AIM:
Pull each line containing "cltq" out of the data and copy it.
-- Begin --
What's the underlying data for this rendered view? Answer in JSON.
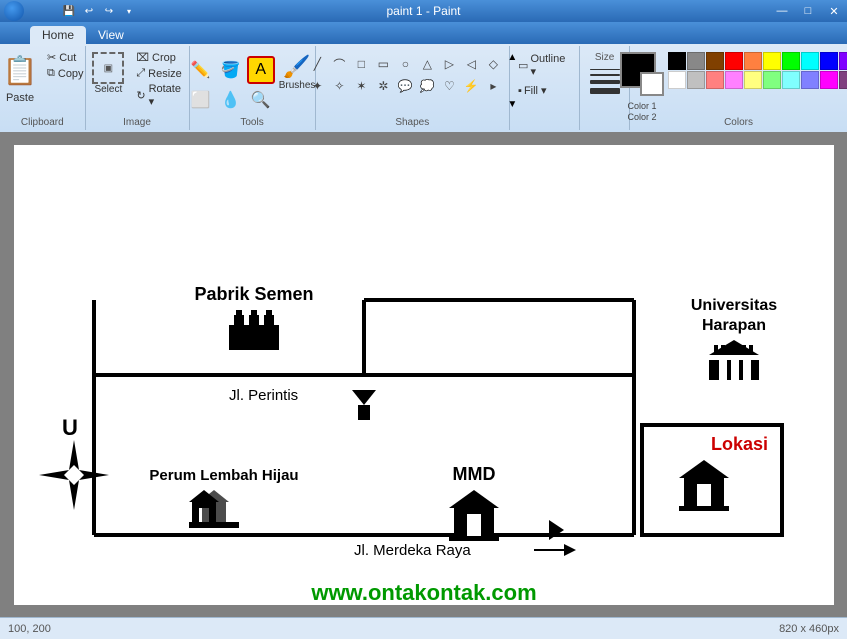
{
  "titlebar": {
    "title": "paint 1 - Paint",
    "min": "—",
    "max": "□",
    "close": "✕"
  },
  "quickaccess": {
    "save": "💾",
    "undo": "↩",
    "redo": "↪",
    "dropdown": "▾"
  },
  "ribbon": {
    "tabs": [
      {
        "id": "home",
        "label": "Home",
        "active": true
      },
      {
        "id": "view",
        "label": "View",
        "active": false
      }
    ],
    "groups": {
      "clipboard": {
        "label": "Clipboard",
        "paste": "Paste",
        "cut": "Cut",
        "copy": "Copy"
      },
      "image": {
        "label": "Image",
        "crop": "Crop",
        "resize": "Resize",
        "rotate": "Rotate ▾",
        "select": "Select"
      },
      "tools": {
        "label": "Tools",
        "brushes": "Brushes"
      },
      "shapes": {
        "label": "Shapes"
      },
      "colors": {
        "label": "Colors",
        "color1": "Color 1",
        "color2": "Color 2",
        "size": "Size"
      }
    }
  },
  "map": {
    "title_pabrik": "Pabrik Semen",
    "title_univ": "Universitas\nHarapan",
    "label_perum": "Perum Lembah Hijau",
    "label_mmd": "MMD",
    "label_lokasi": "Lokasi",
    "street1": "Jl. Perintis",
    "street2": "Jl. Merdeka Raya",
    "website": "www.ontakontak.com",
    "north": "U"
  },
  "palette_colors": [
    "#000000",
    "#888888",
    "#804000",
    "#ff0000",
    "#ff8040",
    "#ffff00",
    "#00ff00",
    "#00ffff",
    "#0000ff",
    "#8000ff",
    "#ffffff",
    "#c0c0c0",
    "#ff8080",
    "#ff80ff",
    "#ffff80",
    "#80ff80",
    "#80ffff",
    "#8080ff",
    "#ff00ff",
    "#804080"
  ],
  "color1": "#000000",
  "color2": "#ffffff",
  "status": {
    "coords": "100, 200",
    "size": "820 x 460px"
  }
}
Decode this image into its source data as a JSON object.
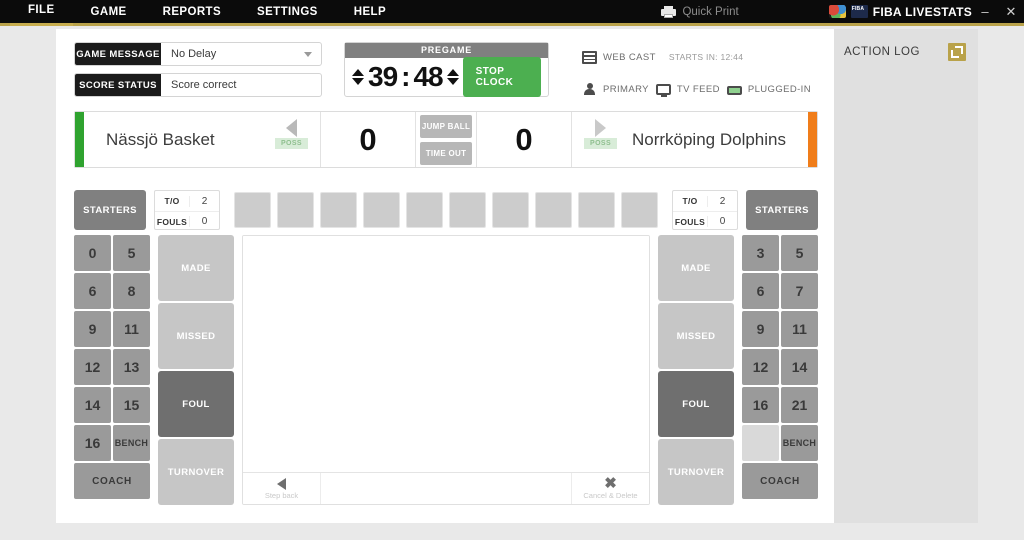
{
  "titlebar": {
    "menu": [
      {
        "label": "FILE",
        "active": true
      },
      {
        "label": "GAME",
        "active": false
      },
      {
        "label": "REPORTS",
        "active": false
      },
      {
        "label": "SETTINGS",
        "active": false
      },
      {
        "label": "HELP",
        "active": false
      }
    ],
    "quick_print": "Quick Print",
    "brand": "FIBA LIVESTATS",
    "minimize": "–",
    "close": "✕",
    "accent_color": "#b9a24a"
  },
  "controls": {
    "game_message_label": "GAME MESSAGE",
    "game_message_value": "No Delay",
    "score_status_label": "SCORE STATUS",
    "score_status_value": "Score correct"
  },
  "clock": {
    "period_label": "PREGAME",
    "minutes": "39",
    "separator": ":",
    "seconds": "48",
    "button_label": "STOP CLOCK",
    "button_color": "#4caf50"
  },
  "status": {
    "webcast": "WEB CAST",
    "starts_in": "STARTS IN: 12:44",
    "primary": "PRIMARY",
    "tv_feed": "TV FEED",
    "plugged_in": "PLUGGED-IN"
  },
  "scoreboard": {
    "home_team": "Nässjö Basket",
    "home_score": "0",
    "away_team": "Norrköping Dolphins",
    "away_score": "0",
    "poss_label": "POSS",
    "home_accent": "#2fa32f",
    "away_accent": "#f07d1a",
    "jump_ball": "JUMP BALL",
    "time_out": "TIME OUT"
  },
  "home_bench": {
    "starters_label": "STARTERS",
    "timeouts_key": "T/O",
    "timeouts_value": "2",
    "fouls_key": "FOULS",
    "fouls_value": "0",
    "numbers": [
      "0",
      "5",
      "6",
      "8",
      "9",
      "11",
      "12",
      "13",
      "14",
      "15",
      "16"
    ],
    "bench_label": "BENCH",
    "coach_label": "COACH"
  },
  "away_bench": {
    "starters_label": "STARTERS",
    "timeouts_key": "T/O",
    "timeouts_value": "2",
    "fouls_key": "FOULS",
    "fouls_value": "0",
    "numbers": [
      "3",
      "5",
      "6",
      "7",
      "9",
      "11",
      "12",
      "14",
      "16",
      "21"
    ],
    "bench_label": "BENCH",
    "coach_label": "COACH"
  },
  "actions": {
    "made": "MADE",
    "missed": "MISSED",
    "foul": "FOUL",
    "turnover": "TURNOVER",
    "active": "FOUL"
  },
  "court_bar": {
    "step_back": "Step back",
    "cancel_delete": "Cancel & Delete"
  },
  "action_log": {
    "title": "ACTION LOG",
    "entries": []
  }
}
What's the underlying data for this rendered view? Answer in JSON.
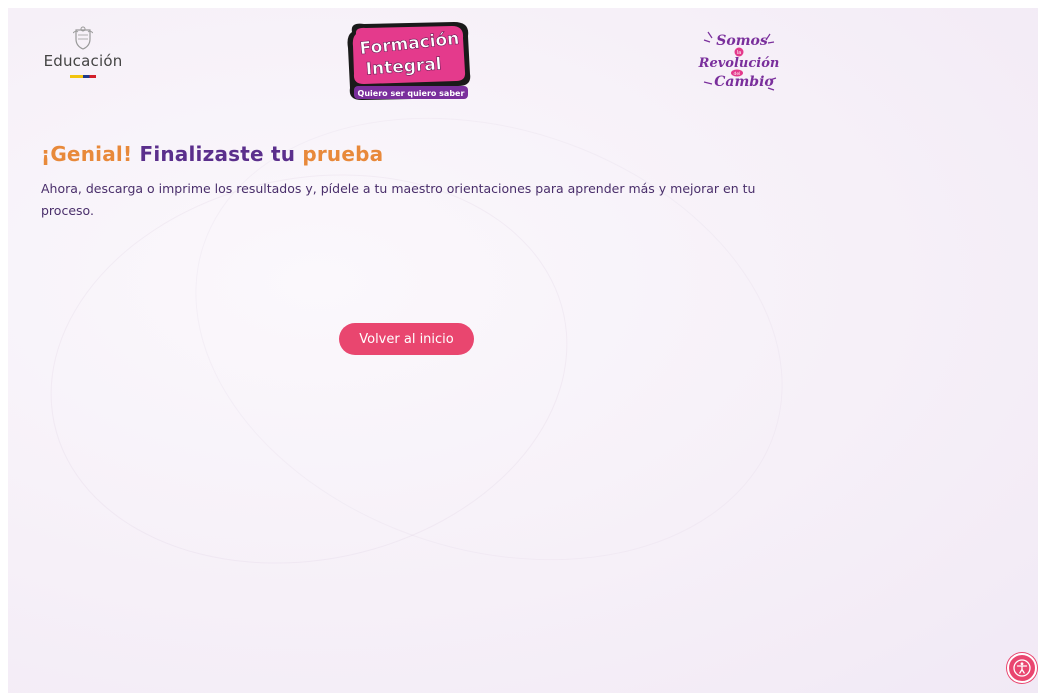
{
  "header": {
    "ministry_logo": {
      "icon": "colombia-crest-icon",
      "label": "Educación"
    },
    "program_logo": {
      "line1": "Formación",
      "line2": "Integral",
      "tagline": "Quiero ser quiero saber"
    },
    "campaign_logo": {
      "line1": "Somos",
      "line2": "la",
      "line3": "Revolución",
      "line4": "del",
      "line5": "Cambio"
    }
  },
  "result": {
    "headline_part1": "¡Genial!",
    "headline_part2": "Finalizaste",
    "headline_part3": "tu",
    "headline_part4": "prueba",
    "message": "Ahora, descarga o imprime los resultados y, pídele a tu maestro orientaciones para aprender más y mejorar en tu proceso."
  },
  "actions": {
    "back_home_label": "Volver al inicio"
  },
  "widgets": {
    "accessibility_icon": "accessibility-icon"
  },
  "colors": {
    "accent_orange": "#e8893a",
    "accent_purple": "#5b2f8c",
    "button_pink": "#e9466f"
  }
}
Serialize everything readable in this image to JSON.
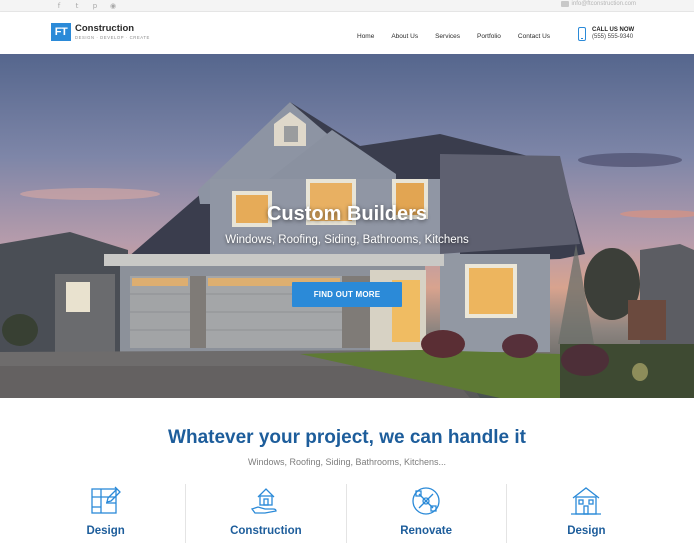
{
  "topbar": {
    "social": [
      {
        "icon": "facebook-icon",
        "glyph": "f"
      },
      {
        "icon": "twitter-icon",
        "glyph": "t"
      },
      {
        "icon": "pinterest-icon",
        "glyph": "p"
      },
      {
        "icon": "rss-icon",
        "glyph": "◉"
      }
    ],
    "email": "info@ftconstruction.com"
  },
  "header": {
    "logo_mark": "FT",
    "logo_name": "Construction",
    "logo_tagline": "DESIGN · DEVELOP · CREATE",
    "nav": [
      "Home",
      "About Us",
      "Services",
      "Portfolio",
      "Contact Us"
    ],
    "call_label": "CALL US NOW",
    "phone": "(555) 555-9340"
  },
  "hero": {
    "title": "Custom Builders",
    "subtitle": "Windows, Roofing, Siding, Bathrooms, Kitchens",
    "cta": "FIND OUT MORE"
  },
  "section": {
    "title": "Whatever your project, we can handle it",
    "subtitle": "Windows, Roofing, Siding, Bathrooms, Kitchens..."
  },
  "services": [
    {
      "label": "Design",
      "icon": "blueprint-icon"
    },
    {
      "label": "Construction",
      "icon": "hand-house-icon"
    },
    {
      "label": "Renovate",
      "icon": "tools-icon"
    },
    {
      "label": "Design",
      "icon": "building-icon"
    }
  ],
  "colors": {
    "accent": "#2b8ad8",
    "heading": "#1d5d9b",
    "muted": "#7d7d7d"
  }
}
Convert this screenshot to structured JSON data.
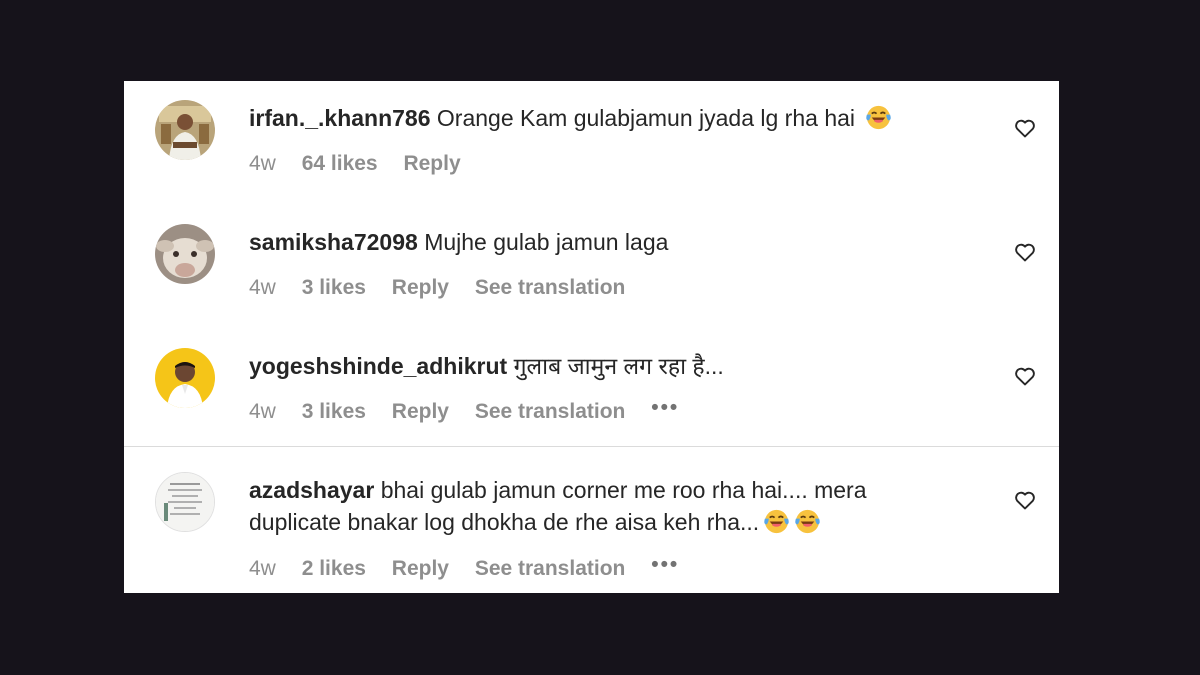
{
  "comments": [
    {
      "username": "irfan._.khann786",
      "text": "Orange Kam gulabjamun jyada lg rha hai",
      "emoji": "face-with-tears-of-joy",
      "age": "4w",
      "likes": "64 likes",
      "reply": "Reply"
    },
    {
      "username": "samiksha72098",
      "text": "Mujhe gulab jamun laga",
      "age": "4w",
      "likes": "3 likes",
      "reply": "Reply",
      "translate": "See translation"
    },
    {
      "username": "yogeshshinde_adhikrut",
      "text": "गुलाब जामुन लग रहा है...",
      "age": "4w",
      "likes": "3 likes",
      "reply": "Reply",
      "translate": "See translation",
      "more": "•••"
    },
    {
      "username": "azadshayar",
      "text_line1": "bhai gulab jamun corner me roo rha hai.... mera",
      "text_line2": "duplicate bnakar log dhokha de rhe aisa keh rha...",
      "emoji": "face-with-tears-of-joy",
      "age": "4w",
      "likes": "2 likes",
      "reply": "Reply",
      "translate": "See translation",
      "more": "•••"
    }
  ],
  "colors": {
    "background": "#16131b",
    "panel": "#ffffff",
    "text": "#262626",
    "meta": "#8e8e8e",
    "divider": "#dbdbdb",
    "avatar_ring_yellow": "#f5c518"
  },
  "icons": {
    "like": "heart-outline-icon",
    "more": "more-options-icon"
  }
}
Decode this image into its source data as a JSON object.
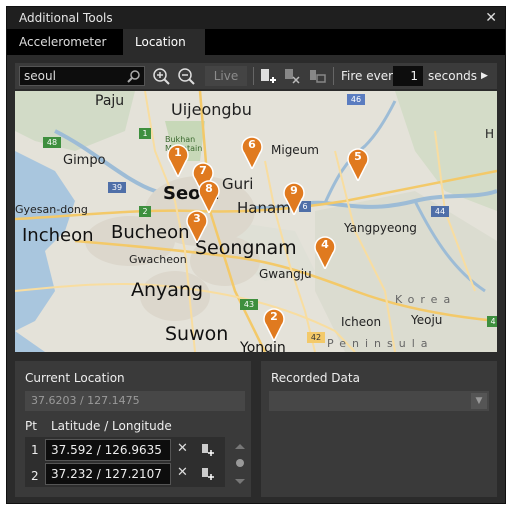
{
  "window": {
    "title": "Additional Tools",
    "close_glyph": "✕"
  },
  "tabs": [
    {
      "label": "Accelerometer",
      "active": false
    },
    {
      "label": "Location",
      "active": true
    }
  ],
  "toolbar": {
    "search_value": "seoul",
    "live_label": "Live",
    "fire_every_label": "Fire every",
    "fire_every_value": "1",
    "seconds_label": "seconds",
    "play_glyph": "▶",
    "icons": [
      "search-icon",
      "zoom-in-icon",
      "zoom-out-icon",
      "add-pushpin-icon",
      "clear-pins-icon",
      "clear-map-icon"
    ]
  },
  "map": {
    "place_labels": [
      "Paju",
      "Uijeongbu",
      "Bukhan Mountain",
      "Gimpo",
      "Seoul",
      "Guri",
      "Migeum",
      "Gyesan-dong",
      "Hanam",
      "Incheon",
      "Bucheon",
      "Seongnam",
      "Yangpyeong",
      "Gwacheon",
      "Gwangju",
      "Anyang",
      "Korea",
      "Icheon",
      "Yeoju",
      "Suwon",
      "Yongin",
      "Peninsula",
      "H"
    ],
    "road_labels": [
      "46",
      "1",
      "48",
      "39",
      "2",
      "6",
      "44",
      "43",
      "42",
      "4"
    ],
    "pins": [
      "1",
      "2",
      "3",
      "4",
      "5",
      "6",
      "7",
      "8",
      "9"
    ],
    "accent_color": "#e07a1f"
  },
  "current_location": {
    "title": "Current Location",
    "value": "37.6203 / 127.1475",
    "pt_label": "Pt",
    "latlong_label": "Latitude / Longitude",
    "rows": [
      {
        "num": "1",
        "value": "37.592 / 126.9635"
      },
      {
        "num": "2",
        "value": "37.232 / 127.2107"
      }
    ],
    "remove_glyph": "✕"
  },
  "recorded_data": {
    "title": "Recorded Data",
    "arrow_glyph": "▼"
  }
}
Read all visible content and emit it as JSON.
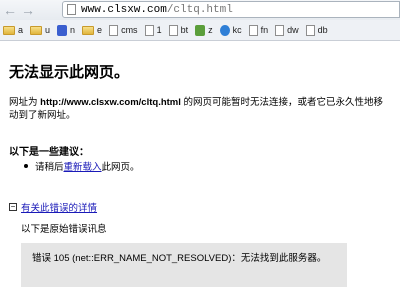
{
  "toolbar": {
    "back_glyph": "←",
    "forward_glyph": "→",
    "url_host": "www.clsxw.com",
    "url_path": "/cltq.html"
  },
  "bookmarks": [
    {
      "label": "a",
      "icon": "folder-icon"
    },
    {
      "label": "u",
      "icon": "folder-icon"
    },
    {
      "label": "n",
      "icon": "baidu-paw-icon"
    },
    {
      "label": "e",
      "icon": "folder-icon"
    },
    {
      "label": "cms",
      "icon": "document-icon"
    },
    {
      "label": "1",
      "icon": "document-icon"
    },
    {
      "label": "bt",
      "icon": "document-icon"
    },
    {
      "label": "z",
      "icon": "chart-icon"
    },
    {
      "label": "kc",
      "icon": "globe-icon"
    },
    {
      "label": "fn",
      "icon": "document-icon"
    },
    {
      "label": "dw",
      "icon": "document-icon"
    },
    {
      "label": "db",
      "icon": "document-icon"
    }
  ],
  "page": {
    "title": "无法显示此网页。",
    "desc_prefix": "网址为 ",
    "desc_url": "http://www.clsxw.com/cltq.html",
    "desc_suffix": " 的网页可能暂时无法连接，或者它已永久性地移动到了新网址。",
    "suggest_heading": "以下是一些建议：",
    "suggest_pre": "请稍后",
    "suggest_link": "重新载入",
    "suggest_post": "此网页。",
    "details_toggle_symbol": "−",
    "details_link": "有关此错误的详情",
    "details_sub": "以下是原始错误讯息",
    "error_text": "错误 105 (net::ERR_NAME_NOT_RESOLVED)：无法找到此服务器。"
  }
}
-- End --
EXPECTED ANSWER:
    "url_path": "/cltq.html"
    "desc_url": "http://www.clsxw.com/cltq.html",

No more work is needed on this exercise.